### SUPPLIED DATA
▼

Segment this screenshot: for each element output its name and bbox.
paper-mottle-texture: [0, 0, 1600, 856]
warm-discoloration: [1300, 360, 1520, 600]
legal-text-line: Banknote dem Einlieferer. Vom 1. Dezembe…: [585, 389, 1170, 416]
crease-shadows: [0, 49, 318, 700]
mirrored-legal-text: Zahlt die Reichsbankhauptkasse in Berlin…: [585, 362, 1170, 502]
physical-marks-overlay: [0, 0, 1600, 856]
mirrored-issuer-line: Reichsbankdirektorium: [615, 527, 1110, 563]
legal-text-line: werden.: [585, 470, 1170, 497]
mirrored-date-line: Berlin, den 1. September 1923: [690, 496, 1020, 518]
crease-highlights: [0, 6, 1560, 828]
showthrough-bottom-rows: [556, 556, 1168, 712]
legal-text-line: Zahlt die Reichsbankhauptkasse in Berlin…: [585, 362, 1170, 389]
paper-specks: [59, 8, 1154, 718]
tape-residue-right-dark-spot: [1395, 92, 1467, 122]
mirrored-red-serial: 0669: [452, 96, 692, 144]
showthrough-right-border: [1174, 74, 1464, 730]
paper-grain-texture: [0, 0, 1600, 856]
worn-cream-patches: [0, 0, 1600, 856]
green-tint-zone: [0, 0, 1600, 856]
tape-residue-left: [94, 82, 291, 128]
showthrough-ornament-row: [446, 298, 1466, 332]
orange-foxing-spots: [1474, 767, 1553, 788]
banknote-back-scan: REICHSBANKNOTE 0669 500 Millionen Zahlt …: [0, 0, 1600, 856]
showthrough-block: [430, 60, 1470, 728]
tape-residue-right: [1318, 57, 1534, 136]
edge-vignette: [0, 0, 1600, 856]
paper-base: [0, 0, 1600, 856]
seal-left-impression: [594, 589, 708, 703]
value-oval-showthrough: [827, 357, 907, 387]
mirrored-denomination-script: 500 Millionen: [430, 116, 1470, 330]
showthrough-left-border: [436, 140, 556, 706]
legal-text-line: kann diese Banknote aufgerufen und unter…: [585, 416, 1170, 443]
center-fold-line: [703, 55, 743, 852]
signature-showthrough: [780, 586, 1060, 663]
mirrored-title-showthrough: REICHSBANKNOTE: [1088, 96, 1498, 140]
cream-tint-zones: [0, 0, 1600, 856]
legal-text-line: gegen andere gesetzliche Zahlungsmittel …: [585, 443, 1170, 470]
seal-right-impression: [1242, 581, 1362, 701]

▲
▼

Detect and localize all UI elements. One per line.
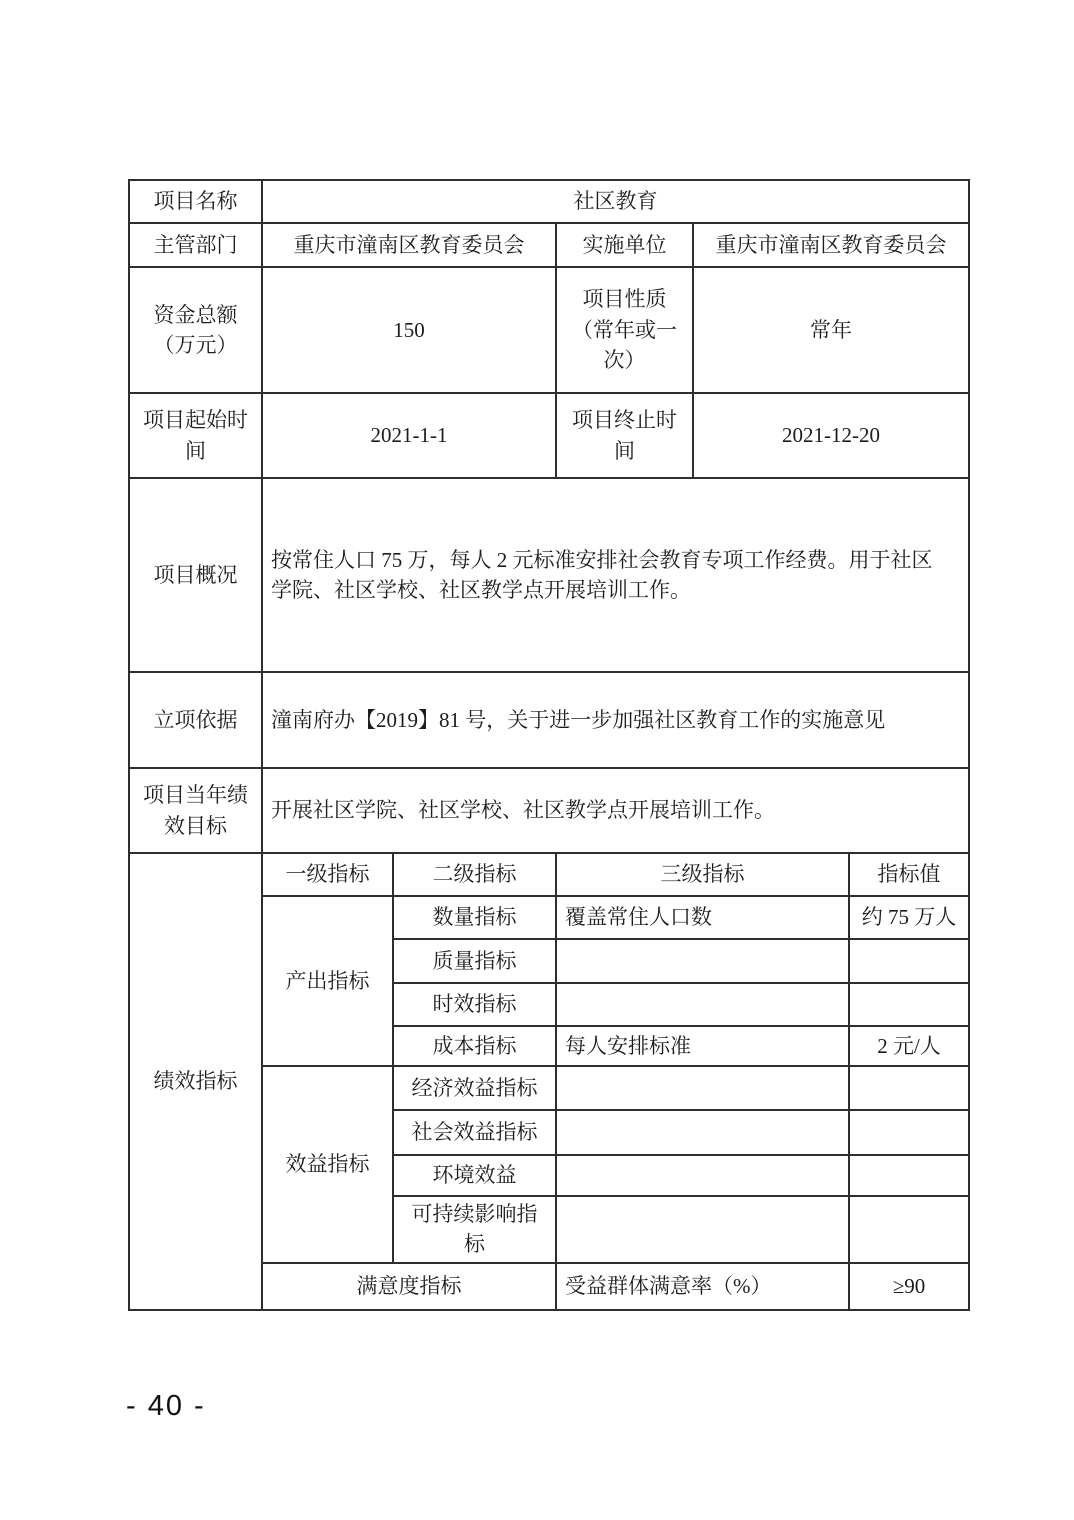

▲

### AIM OF THE TASK
Set down again, exactly as they appear, the entries in the part that opens with the line containing "Segment this screenshot: for" and closes with the line containing "physical-marks-overlay: [0, 0, 1600, 856]", both of those lines included.

### SOLUTION TO THIS PROBLEM
Segment this screenshot: for each element output its name and bbox.
paper-mottle-texture: [0, 0, 1600, 856]
warm-discoloration: [1300, 360, 1520, 600]
legal-text-line: Banknote dem Einlieferer. Vom 1. Dezembe…: [585, 389, 1170, 416]
crease-shadows: [0, 49, 318, 700]
mirrored-legal-text: Zahlt die Reichsbankhauptkasse in Berlin…: [585, 362, 1170, 502]
physical-marks-overlay: [0, 0, 1600, 856]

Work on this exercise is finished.